Scan each line of the records for the word "Discuz" and extract the ones that have it.

* Begin EXCERPTED RECORDS *

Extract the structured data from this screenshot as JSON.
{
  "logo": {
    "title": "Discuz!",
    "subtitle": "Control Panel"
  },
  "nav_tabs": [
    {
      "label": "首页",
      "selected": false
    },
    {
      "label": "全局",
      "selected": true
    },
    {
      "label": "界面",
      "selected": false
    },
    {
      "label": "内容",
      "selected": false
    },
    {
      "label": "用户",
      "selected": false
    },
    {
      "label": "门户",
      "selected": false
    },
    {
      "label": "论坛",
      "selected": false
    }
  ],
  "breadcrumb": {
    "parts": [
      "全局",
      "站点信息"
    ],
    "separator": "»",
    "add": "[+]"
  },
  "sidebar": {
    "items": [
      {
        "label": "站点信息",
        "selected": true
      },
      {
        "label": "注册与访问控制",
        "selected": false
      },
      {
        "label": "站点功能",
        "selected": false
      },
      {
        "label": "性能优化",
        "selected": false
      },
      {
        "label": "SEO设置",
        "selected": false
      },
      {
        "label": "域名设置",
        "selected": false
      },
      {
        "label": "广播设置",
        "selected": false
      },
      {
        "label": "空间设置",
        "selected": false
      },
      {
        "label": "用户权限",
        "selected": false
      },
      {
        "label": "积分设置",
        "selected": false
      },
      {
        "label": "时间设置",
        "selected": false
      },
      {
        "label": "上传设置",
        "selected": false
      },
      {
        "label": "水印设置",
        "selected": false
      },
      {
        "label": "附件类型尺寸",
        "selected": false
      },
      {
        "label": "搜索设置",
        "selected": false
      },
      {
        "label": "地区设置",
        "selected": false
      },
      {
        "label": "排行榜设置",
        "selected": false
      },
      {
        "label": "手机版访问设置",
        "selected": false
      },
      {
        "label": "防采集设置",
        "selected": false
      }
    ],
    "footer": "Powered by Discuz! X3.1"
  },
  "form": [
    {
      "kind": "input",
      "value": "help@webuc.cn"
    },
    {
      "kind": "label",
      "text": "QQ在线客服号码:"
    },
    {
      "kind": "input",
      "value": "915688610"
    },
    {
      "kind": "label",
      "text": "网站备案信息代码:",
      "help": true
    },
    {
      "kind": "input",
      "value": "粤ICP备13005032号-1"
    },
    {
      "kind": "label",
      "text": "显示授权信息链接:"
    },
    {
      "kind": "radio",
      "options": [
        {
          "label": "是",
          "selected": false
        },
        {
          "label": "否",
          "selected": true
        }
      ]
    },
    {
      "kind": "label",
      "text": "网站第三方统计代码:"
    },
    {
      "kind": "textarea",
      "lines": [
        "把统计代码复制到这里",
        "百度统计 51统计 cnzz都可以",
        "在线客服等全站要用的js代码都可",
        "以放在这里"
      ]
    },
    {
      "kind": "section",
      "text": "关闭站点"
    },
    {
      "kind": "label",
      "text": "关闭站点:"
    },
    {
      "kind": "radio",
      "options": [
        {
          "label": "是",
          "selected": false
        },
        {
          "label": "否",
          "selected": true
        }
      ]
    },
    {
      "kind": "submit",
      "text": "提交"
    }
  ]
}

* End EXCERPTED RECORDS *

CORRECT OUTPUT:
    "title": "Discuz!",
    "footer": "Powered by Discuz! X3.1"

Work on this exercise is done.